INSTRUCTIONS TO FOLLOW: Scan each line of the records for the word "free" and extract the ones that have it.

>> start RECORDS SUPPLIED

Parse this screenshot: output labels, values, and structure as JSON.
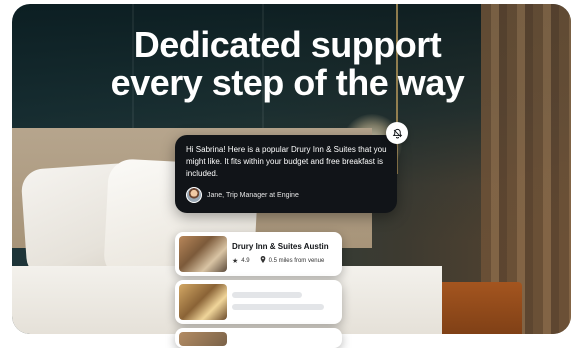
{
  "hero": {
    "headline_line1": "Dedicated support",
    "headline_line2": "every step of the way"
  },
  "chat": {
    "message": "Hi Sabrina! Here is a popular Drury Inn & Suites that you might like. It fits within your budget and free breakfast is included.",
    "sender": "Jane, Trip Manager at Engine",
    "notification_icon": "bell-off-icon"
  },
  "hotels": [
    {
      "name": "Drury Inn & Suites Austin",
      "rating": "4.9",
      "distance": "0.5 miles from venue"
    }
  ],
  "colors": {
    "chat_bg": "#111418",
    "card_bg": "#ffffff",
    "skeleton": "#e3e5e8"
  }
}
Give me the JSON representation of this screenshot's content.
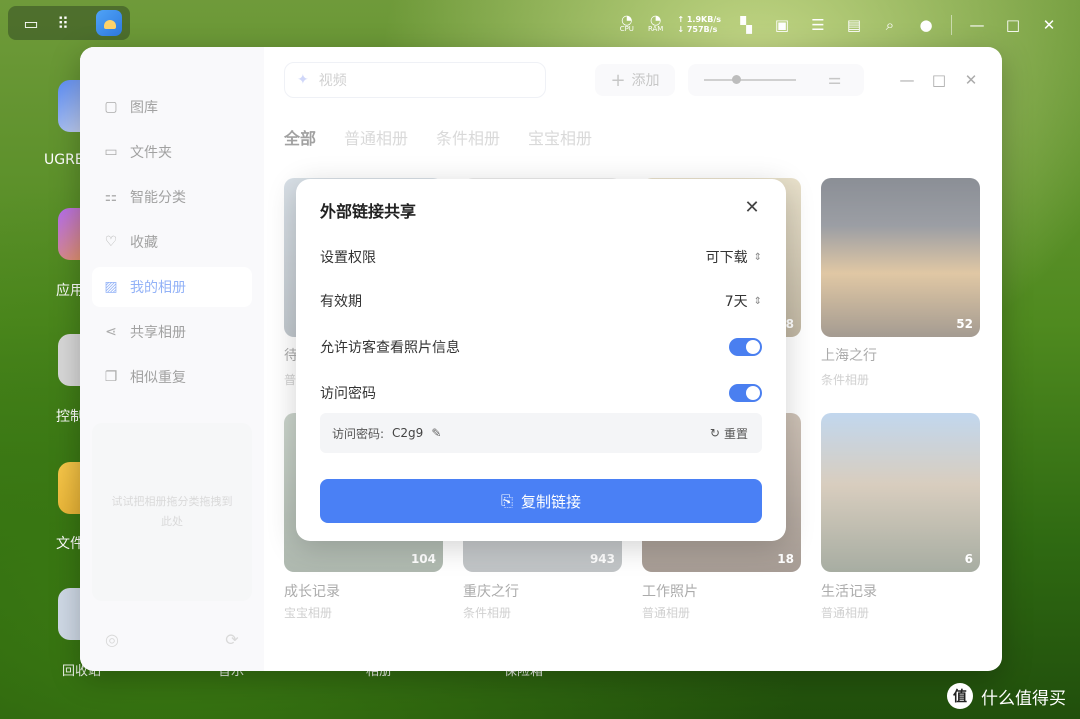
{
  "taskbar": {
    "cpu_label": "CPU",
    "ram_label": "RAM",
    "upload": "↑ 1.9KB/s",
    "download": "↓ 757B/s"
  },
  "desktop": {
    "apps": [
      "UGRE",
      "应用",
      "控制",
      "文件"
    ],
    "bottom": [
      "回收站",
      "音乐",
      "相册",
      "保险箱"
    ]
  },
  "window": {
    "search_placeholder": "视频",
    "add_label": "添加",
    "sidebar": [
      {
        "label": "图库",
        "icon": "image-icon"
      },
      {
        "label": "文件夹",
        "icon": "folder-icon"
      },
      {
        "label": "智能分类",
        "icon": "grid-icon"
      },
      {
        "label": "收藏",
        "icon": "heart-icon"
      },
      {
        "label": "我的相册",
        "icon": "album-icon"
      },
      {
        "label": "共享相册",
        "icon": "share-icon"
      },
      {
        "label": "相似重复",
        "icon": "duplicate-icon"
      }
    ],
    "drop_hint": "试试把相册拖分类拖拽到此处",
    "tabs": [
      "全部",
      "普通相册",
      "条件相册",
      "宝宝相册"
    ],
    "albums_row1": [
      {
        "title": "待",
        "sub": "普",
        "count": ""
      },
      {
        "title": "",
        "sub": "",
        "count": ""
      },
      {
        "title": "",
        "sub": "",
        "count": "8"
      },
      {
        "title": "上海之行",
        "sub": "条件相册",
        "count": "52"
      }
    ],
    "albums_row2": [
      {
        "title": "成长记录",
        "sub": "宝宝相册",
        "count": "104"
      },
      {
        "title": "重庆之行",
        "sub": "条件相册",
        "count": "943"
      },
      {
        "title": "工作照片",
        "sub": "普通相册",
        "count": "18"
      },
      {
        "title": "生活记录",
        "sub": "普通相册",
        "count": "6"
      }
    ]
  },
  "dialog": {
    "title": "外部链接共享",
    "permission_label": "设置权限",
    "permission_value": "可下载",
    "validity_label": "有效期",
    "validity_value": "7天",
    "allow_info_label": "允许访客查看照片信息",
    "password_label": "访问密码",
    "password_prefix": "访问密码:",
    "password_value": "C2g9",
    "reset_label": "重置",
    "copy_label": "复制链接"
  },
  "watermark": "什么值得买",
  "colors": {
    "accent": "#4a80f5"
  }
}
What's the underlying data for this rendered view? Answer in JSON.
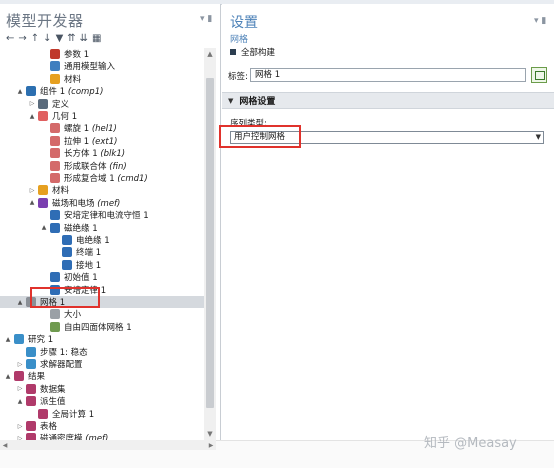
{
  "left_panel": {
    "title": "模型开发器",
    "pin": "▾ ▮",
    "toolbar_icons": [
      "arrow-left-icon",
      "arrow-right-icon",
      "arrow-up-icon",
      "arrow-down-icon",
      "show-icon",
      "expand-all-icon",
      "collapse-all-icon",
      "grid-icon"
    ],
    "toolbar_glyphs": [
      "←",
      "→",
      "↑",
      "↓",
      "▼",
      "⇈",
      "⇊",
      "▦"
    ]
  },
  "tree": [
    {
      "depth": 3,
      "expander": "",
      "icon": "parameter-icon",
      "color": "#c0392b",
      "label": "参数 1",
      "extra": ""
    },
    {
      "depth": 3,
      "expander": "",
      "icon": "model-input-icon",
      "color": "#3f7fbf",
      "label": "通用模型输入",
      "extra": ""
    },
    {
      "depth": 3,
      "expander": "",
      "icon": "material-icon",
      "color": "#e6a020",
      "label": "材料",
      "extra": ""
    },
    {
      "depth": 1,
      "expander": "▲",
      "icon": "component-icon",
      "color": "#2c6fb0",
      "label": "组件 1",
      "extra": "(comp1)"
    },
    {
      "depth": 2,
      "expander": "▷",
      "icon": "definitions-icon",
      "color": "#5a6b7c",
      "label": "定义",
      "extra": ""
    },
    {
      "depth": 2,
      "expander": "▲",
      "icon": "geometry-icon",
      "color": "#e06060",
      "label": "几何 1",
      "extra": ""
    },
    {
      "depth": 3,
      "expander": "",
      "icon": "revolve-icon",
      "color": "#d46a6a",
      "label": "螺旋 1",
      "extra": "(hel1)"
    },
    {
      "depth": 3,
      "expander": "",
      "icon": "extrude-icon",
      "color": "#d46a6a",
      "label": "拉伸 1",
      "extra": "(ext1)"
    },
    {
      "depth": 3,
      "expander": "",
      "icon": "block-icon",
      "color": "#d46a6a",
      "label": "长方体 1",
      "extra": "(blk1)"
    },
    {
      "depth": 3,
      "expander": "",
      "icon": "union-icon",
      "color": "#d46a6a",
      "label": "形成联合体",
      "extra": "(fin)"
    },
    {
      "depth": 3,
      "expander": "",
      "icon": "composite-icon",
      "color": "#d46a6a",
      "label": "形成复合域 1",
      "extra": "(cmd1)"
    },
    {
      "depth": 2,
      "expander": "▷",
      "icon": "material-icon",
      "color": "#e6a020",
      "label": "材料",
      "extra": ""
    },
    {
      "depth": 2,
      "expander": "▲",
      "icon": "magnetic-fields-icon",
      "color": "#7a3fb0",
      "label": "磁场和电场",
      "extra": "(mef)"
    },
    {
      "depth": 3,
      "expander": "",
      "icon": "physics-node-icon",
      "color": "#2f6db5",
      "label": "安培定律和电流守恒 1",
      "extra": ""
    },
    {
      "depth": 3,
      "expander": "▲",
      "icon": "physics-node-icon",
      "color": "#2f6db5",
      "label": "磁绝缘 1",
      "extra": ""
    },
    {
      "depth": 4,
      "expander": "",
      "icon": "boundary-icon",
      "color": "#2f6db5",
      "label": "电绝缘 1",
      "extra": ""
    },
    {
      "depth": 4,
      "expander": "",
      "icon": "boundary-icon",
      "color": "#2f6db5",
      "label": "终端 1",
      "extra": ""
    },
    {
      "depth": 4,
      "expander": "",
      "icon": "boundary-icon",
      "color": "#2f6db5",
      "label": "接地 1",
      "extra": ""
    },
    {
      "depth": 3,
      "expander": "",
      "icon": "initial-values-icon",
      "color": "#2f6db5",
      "label": "初始值 1",
      "extra": ""
    },
    {
      "depth": 3,
      "expander": "",
      "icon": "physics-node-icon",
      "color": "#2f6db5",
      "label": "安培定律 1",
      "extra": ""
    },
    {
      "depth": 1,
      "expander": "▲",
      "icon": "mesh-icon",
      "color": "#8a8f96",
      "label": "网格 1",
      "extra": "",
      "selected": true
    },
    {
      "depth": 3,
      "expander": "",
      "icon": "size-icon",
      "color": "#9aa0a6",
      "label": "大小",
      "extra": ""
    },
    {
      "depth": 3,
      "expander": "",
      "icon": "free-tetrahedral-icon",
      "color": "#6f9a4f",
      "label": "自由四面体网格 1",
      "extra": ""
    },
    {
      "depth": 0,
      "expander": "▲",
      "icon": "study-icon",
      "color": "#3a8fc8",
      "label": "研究 1",
      "extra": ""
    },
    {
      "depth": 1,
      "expander": "",
      "icon": "study-step-icon",
      "color": "#3a8fc8",
      "label": "步骤 1: 稳态",
      "extra": ""
    },
    {
      "depth": 1,
      "expander": "▷",
      "icon": "solver-icon",
      "color": "#3a8fc8",
      "label": "求解器配置",
      "extra": ""
    },
    {
      "depth": 0,
      "expander": "▲",
      "icon": "results-icon",
      "color": "#b03a6a",
      "label": "结果",
      "extra": ""
    },
    {
      "depth": 1,
      "expander": "▷",
      "icon": "datasets-icon",
      "color": "#b03a6a",
      "label": "数据集",
      "extra": ""
    },
    {
      "depth": 1,
      "expander": "▲",
      "icon": "derived-values-icon",
      "color": "#b03a6a",
      "label": "派生值",
      "extra": ""
    },
    {
      "depth": 2,
      "expander": "",
      "icon": "global-eval-icon",
      "color": "#b03a6a",
      "label": "全局计算 1",
      "extra": ""
    },
    {
      "depth": 1,
      "expander": "▷",
      "icon": "tables-icon",
      "color": "#b03a6a",
      "label": "表格",
      "extra": ""
    },
    {
      "depth": 1,
      "expander": "▷",
      "icon": "plot-group-icon",
      "color": "#b03a6a",
      "label": "磁通密度模",
      "extra": "(mef)"
    }
  ],
  "right_panel": {
    "title": "设置",
    "pin": "▾ ▮",
    "subtitle": "网格",
    "build_all": "全部构建",
    "label_caption": "标签:",
    "label_value": "网格 1",
    "section_title": "网格设置",
    "sequence_label": "序列类型:",
    "sequence_value": "用户控制网格"
  },
  "watermark": "知乎 @Measay",
  "colors": {
    "accent": "#4d82b8",
    "highlight": "#e0322c",
    "selected_row": "#d5d9de"
  }
}
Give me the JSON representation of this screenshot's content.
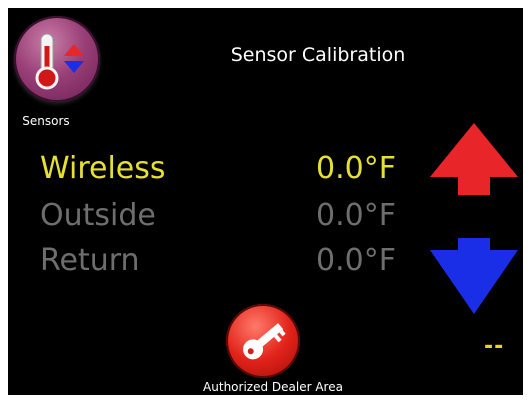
{
  "header": {
    "title": "Sensor Calibration",
    "sensors_label": "Sensors",
    "sensors_icon": "thermometer-icon"
  },
  "sensors": [
    {
      "name": "Wireless",
      "value": "0.0",
      "unit": "°F",
      "state": "selected"
    },
    {
      "name": "Outside",
      "value": "0.0",
      "unit": "°F",
      "state": "unselected"
    },
    {
      "name": "Return",
      "value": "0.0",
      "unit": "°F",
      "state": "unselected"
    }
  ],
  "controls": {
    "up_icon": "arrow-up-icon",
    "down_icon": "arrow-down-icon",
    "offset_display": "--"
  },
  "footer": {
    "dealer_label": "Authorized Dealer Area",
    "dealer_icon": "key-icon"
  },
  "colors": {
    "background": "#000000",
    "selected_text": "#e6e033",
    "unselected_text": "#6e6e6e",
    "up_arrow": "#e8262a",
    "down_arrow": "#1a2ee8",
    "offset_text": "#f0d21a"
  }
}
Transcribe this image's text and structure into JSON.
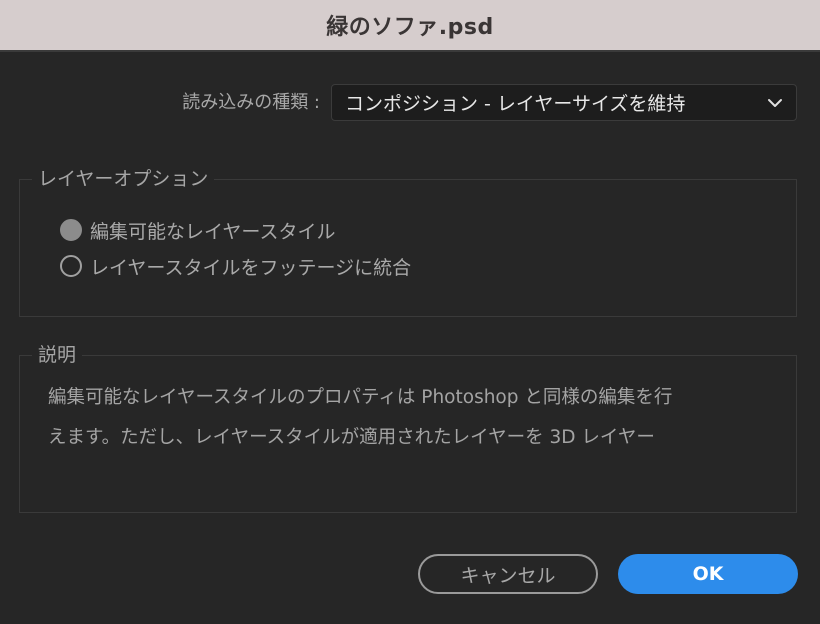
{
  "window": {
    "title": "緑のソファ.psd"
  },
  "import": {
    "label": "読み込みの種類 :",
    "selected_value": "コンポジション - レイヤーサイズを維持"
  },
  "layer_options": {
    "legend": "レイヤーオプション",
    "options": [
      {
        "label": "編集可能なレイヤースタイル",
        "selected": true
      },
      {
        "label": "レイヤースタイルをフッテージに統合",
        "selected": false
      }
    ]
  },
  "description": {
    "legend": "説明",
    "line1": "編集可能なレイヤースタイルのプロパティは Photoshop と同様の編集を行",
    "line2": "えます。ただし、レイヤースタイルが適用されたレイヤーを 3D レイヤー"
  },
  "buttons": {
    "cancel_label": "キャンセル",
    "ok_label": "OK"
  },
  "colors": {
    "accent": "#2d8ceb",
    "background": "#262626",
    "titlebar": "#d6cdcd"
  },
  "icons": {
    "dropdown": "chevron-down-icon"
  }
}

>> end RECORDS SUPPLIED

EXPECTED ANSWER:
    "message": "Hi Sabrina! Here is a popular Drury Inn & Suites that you might like. It fits within your budget and free breakfast is included.",
      "icon": "free-tetrahedral-icon",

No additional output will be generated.